Copy each line exactly. Leave nothing out.
....
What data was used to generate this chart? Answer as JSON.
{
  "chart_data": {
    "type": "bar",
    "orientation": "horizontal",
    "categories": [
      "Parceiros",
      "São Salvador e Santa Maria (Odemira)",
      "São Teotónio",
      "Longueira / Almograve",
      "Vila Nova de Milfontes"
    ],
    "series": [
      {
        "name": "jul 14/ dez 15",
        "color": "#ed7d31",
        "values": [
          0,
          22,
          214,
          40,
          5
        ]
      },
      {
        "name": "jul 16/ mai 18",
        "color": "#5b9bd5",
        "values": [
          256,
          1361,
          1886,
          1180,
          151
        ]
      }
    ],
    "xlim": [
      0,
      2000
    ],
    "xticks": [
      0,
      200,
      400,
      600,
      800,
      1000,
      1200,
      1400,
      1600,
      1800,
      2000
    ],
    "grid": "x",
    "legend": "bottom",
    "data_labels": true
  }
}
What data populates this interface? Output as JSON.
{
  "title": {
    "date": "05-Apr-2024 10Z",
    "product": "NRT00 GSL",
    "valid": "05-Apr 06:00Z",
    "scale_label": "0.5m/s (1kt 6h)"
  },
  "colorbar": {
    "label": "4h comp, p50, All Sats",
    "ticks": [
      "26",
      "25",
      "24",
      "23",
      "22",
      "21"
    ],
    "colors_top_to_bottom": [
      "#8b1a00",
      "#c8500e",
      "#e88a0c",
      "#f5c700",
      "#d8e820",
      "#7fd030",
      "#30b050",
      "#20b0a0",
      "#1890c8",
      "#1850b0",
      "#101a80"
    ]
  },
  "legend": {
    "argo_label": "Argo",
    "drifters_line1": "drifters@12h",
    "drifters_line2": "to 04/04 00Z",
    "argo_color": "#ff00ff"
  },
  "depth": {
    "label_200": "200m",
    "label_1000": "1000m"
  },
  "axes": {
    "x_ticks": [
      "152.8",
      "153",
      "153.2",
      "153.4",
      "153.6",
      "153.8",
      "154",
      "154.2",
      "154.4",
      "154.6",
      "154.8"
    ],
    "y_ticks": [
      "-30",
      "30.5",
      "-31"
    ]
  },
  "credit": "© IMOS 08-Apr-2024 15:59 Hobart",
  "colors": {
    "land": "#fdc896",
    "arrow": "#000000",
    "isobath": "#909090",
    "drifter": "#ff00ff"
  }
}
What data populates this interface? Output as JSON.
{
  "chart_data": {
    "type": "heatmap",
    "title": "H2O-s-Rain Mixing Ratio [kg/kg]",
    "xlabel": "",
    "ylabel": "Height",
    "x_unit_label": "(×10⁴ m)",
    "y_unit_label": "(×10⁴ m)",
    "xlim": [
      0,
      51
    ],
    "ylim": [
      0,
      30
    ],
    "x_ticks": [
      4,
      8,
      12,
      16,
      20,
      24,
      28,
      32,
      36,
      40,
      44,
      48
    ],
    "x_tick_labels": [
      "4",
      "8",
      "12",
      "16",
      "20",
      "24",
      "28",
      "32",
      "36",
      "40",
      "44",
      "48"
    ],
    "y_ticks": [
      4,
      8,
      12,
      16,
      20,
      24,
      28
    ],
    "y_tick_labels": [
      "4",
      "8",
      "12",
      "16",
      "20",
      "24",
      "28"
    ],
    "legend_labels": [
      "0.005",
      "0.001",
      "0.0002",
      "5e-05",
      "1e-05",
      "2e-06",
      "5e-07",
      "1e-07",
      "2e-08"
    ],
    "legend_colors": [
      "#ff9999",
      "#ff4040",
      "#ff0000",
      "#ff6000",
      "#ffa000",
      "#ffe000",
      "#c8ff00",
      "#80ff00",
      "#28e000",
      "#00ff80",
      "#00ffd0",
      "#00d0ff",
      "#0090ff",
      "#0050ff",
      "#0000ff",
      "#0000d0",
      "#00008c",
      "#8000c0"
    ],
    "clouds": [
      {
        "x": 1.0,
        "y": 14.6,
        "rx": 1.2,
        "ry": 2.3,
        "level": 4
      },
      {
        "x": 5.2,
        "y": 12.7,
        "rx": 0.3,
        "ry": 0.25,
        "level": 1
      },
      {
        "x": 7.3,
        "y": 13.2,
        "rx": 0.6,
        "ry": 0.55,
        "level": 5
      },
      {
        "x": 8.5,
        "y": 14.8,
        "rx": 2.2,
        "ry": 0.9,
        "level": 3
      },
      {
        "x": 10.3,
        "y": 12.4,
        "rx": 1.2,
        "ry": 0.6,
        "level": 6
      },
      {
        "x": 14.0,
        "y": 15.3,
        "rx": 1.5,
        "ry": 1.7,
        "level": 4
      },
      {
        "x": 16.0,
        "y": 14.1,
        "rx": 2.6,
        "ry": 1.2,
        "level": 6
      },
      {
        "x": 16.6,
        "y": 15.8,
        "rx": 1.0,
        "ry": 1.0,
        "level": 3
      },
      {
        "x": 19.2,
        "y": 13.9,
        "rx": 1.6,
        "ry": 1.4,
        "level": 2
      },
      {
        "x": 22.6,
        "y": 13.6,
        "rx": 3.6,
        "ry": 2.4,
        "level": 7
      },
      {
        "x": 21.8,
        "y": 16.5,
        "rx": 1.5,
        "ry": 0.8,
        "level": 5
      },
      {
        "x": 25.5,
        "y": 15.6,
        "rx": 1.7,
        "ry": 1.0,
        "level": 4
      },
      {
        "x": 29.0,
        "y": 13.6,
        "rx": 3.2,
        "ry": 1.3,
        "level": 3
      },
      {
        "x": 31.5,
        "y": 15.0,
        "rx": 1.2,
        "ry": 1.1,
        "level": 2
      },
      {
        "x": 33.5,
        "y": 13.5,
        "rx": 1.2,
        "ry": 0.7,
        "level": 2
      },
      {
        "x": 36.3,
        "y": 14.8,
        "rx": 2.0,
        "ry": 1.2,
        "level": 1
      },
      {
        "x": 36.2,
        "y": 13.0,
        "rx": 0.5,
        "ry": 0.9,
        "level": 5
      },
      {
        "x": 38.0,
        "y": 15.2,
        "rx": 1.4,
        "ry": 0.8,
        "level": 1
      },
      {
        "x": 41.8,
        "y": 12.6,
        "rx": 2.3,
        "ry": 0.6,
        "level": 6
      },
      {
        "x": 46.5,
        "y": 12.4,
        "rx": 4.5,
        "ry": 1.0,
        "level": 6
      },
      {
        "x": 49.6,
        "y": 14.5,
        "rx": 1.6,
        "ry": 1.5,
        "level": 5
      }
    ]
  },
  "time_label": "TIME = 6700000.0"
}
....
Written reply:
What data was used to generate this chart? Answer as JSON.
{
  "chart_data": {
    "type": "bar",
    "orientation": "horizontal",
    "categories": [
      "Parceiros",
      "São Salvador e Santa Maria (Odemira)",
      "São Teotónio",
      "Longueira / Almograve",
      "Vila Nova de Milfontes"
    ],
    "series": [
      {
        "name": "jul 14/ dez 15",
        "color": "#ed7d31",
        "values": [
          0,
          22,
          214,
          40,
          5
        ]
      },
      {
        "name": "jul 16/ mai 18",
        "color": "#5b9bd5",
        "values": [
          256,
          1361,
          1886,
          1180,
          151
        ]
      }
    ],
    "xlim": [
      0,
      2000
    ],
    "xticks": [
      0,
      200,
      400,
      600,
      800,
      1000,
      1200,
      1400,
      1600,
      1800,
      2000
    ],
    "grid": "x",
    "legend": "bottom",
    "data_labels": true
  }
}
What data populates this interface? Output as JSON.
{
  "title": {
    "date": "05-Apr-2024 10Z",
    "product": "NRT00 GSL",
    "valid": "05-Apr 06:00Z",
    "scale_label": "0.5m/s (1kt 6h)"
  },
  "colorbar": {
    "label": "4h comp, p50, All Sats",
    "ticks": [
      "26",
      "25",
      "24",
      "23",
      "22",
      "21"
    ],
    "colors_top_to_bottom": [
      "#8b1a00",
      "#c8500e",
      "#e88a0c",
      "#f5c700",
      "#d8e820",
      "#7fd030",
      "#30b050",
      "#20b0a0",
      "#1890c8",
      "#1850b0",
      "#101a80"
    ]
  },
  "legend": {
    "argo_label": "Argo",
    "drifters_line1": "drifters@12h",
    "drifters_line2": "to 04/04 00Z",
    "argo_color": "#ff00ff"
  },
  "depth": {
    "label_200": "200m",
    "label_1000": "1000m"
  },
  "axes": {
    "x_ticks": [
      "152.8",
      "153",
      "153.2",
      "153.4",
      "153.6",
      "153.8",
      "154",
      "154.2",
      "154.4",
      "154.6",
      "154.8"
    ],
    "y_ticks": [
      "-30",
      "30.5",
      "-31"
    ]
  },
  "credit": "© IMOS 08-Apr-2024 15:59 Hobart",
  "colors": {
    "land": "#fdc896",
    "arrow": "#000000",
    "isobath": "#909090",
    "drifter": "#ff00ff"
  }
}
What data populates this interface? Output as JSON.
{
  "chart_data": {
    "type": "heatmap",
    "title": "H2O-s-Rain Mixing Ratio [kg/kg]",
    "xlabel": "",
    "ylabel": "Height",
    "x_unit_label": "(×10⁴ m)",
    "y_unit_label": "(×10⁴ m)",
    "xlim": [
      0,
      51
    ],
    "ylim": [
      0,
      30
    ],
    "x_ticks": [
      4,
      8,
      12,
      16,
      20,
      24,
      28,
      32,
      36,
      40,
      44,
      48
    ],
    "x_tick_labels": [
      "4",
      "8",
      "12",
      "16",
      "20",
      "24",
      "28",
      "32",
      "36",
      "40",
      "44",
      "48"
    ],
    "y_ticks": [
      4,
      8,
      12,
      16,
      20,
      24,
      28
    ],
    "y_tick_labels": [
      "4",
      "8",
      "12",
      "16",
      "20",
      "24",
      "28"
    ],
    "legend_labels": [
      "0.005",
      "0.001",
      "0.0002",
      "5e-05",
      "1e-05",
      "2e-06",
      "5e-07",
      "1e-07",
      "2e-08"
    ],
    "legend_colors": [
      "#ff9999",
      "#ff4040",
      "#ff0000",
      "#ff6000",
      "#ffa000",
      "#ffe000",
      "#c8ff00",
      "#80ff00",
      "#28e000",
      "#00ff80",
      "#00ffd0",
      "#00d0ff",
      "#0090ff",
      "#0050ff",
      "#0000ff",
      "#0000d0",
      "#00008c",
      "#8000c0"
    ],
    "clouds": [
      {
        "x": 1.0,
        "y": 14.6,
        "rx": 1.2,
        "ry": 2.3,
        "level": 4
      },
      {
        "x": 5.2,
        "y": 12.7,
        "rx": 0.3,
        "ry": 0.25,
        "level": 1
      },
      {
        "x": 7.3,
        "y": 13.2,
        "rx": 0.6,
        "ry": 0.55,
        "level": 5
      },
      {
        "x": 8.5,
        "y": 14.8,
        "rx": 2.2,
        "ry": 0.9,
        "level": 3
      },
      {
        "x": 10.3,
        "y": 12.4,
        "rx": 1.2,
        "ry": 0.6,
        "level": 6
      },
      {
        "x": 14.0,
        "y": 15.3,
        "rx": 1.5,
        "ry": 1.7,
        "level": 4
      },
      {
        "x": 16.0,
        "y": 14.1,
        "rx": 2.6,
        "ry": 1.2,
        "level": 6
      },
      {
        "x": 16.6,
        "y": 15.8,
        "rx": 1.0,
        "ry": 1.0,
        "level": 3
      },
      {
        "x": 19.2,
        "y": 13.9,
        "rx": 1.6,
        "ry": 1.4,
        "level": 2
      },
      {
        "x": 22.6,
        "y": 13.6,
        "rx": 3.6,
        "ry": 2.4,
        "level": 7
      },
      {
        "x": 21.8,
        "y": 16.5,
        "rx": 1.5,
        "ry": 0.8,
        "level": 5
      },
      {
        "x": 25.5,
        "y": 15.6,
        "rx": 1.7,
        "ry": 1.0,
        "level": 4
      },
      {
        "x": 29.0,
        "y": 13.6,
        "rx": 3.2,
        "ry": 1.3,
        "level": 3
      },
      {
        "x": 31.5,
        "y": 15.0,
        "rx": 1.2,
        "ry": 1.1,
        "level": 2
      },
      {
        "x": 33.5,
        "y": 13.5,
        "rx": 1.2,
        "ry": 0.7,
        "level": 2
      },
      {
        "x": 36.3,
        "y": 14.8,
        "rx": 2.0,
        "ry": 1.2,
        "level": 1
      },
      {
        "x": 36.2,
        "y": 13.0,
        "rx": 0.5,
        "ry": 0.9,
        "level": 5
      },
      {
        "x": 38.0,
        "y": 15.2,
        "rx": 1.4,
        "ry": 0.8,
        "level": 1
      },
      {
        "x": 41.8,
        "y": 12.6,
        "rx": 2.3,
        "ry": 0.6,
        "level": 6
      },
      {
        "x": 46.5,
        "y": 12.4,
        "rx": 4.5,
        "ry": 1.0,
        "level": 6
      },
      {
        "x": 49.6,
        "y": 14.5,
        "rx": 1.6,
        "ry": 1.5,
        "level": 5
      }
    ]
  },
  "time_label": "TIME = 6700000.0"
}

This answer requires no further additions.